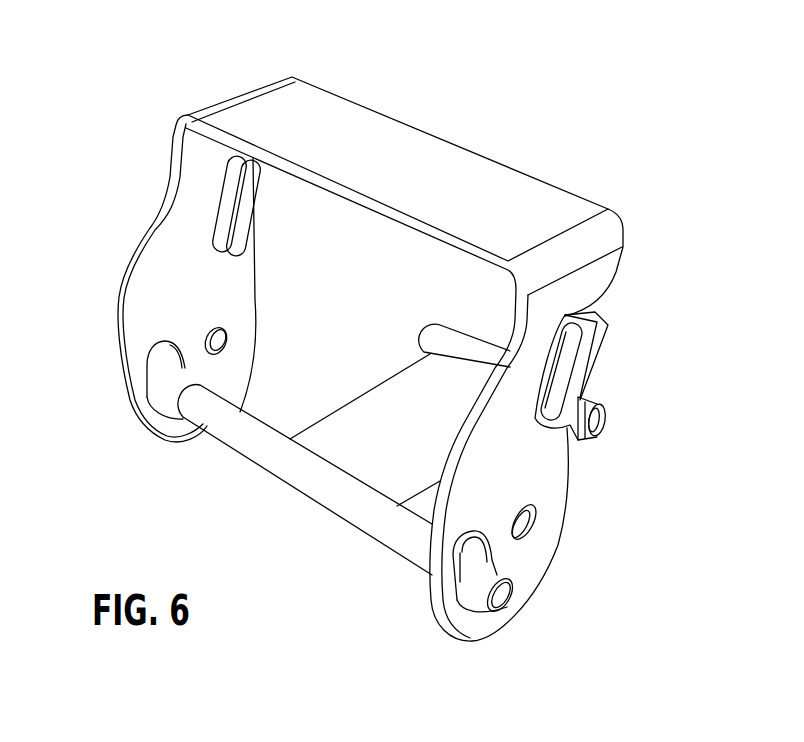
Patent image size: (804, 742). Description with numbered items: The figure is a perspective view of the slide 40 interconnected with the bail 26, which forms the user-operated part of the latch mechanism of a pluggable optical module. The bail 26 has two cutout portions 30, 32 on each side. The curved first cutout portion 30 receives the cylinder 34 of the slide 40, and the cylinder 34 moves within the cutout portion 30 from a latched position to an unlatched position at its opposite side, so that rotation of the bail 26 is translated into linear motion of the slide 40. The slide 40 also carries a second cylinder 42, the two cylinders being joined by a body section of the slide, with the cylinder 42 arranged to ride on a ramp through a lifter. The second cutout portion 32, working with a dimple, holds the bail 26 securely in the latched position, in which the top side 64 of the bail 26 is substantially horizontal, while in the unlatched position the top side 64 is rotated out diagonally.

The bail 26 is at (235, 97).
The top side 64 is at (407, 144).
The slide 40 is at (365, 342).
The cutout portion 30 is at (473, 616).
The cylinder 34 is at (500, 598).
The cutout portion 32 is at (549, 428).
The cylinder 42 is at (600, 432).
◆ ◆ ◆
__TASK DIRECTIONS__
Could you output the listing as a Markdown table with the columns "Row" and "Content", numbering each line and skipping blank lines and the pictures?

__TASK ANSWER__
| Row | Content |
|---|---|
| 1 | Patent image size: (804, 742). Description with numbered items: The figure is a perspective view of the slide 40 interconnected with the bail 26, which forms the user-operated part of the latch mechanism of a pluggable optical module. The bail 26 has two cutout portions 30, 32 on each side. The curved first cutout portion 30 receives the cylinder 34 of the slide 40, and the cylinder 34 moves within the cutout portion 30 from a latched position to an unlatched position at its opposite side, so that rotation of the bail 26 is translated into linear motion of the slide 40. The slide 40 also carries a second cylinder 42, the two cylinders being joined by a body section of the slide, with the cylinder 42 arranged to ride on a ramp through a lifter. The second cutout portion 32, working with a dimple, holds the bail 26 securely in the latched position, in which the top side 64 of the bail 26 is substantially horizontal, while in the unlatched position the top side 64 is rotated out diagonally. |
| 2 | The bail 26 is at (235, 97). |
| 3 | The top side 64 is at (407, 144). |
| 4 | The slide 40 is at (365, 342). |
| 5 | The cutout portion 30 is at (473, 616). |
| 6 | The cylinder 34 is at (500, 598). |
| 7 | The cutout portion 32 is at (549, 428). |
| 8 | The cylinder 42 is at (600, 432). |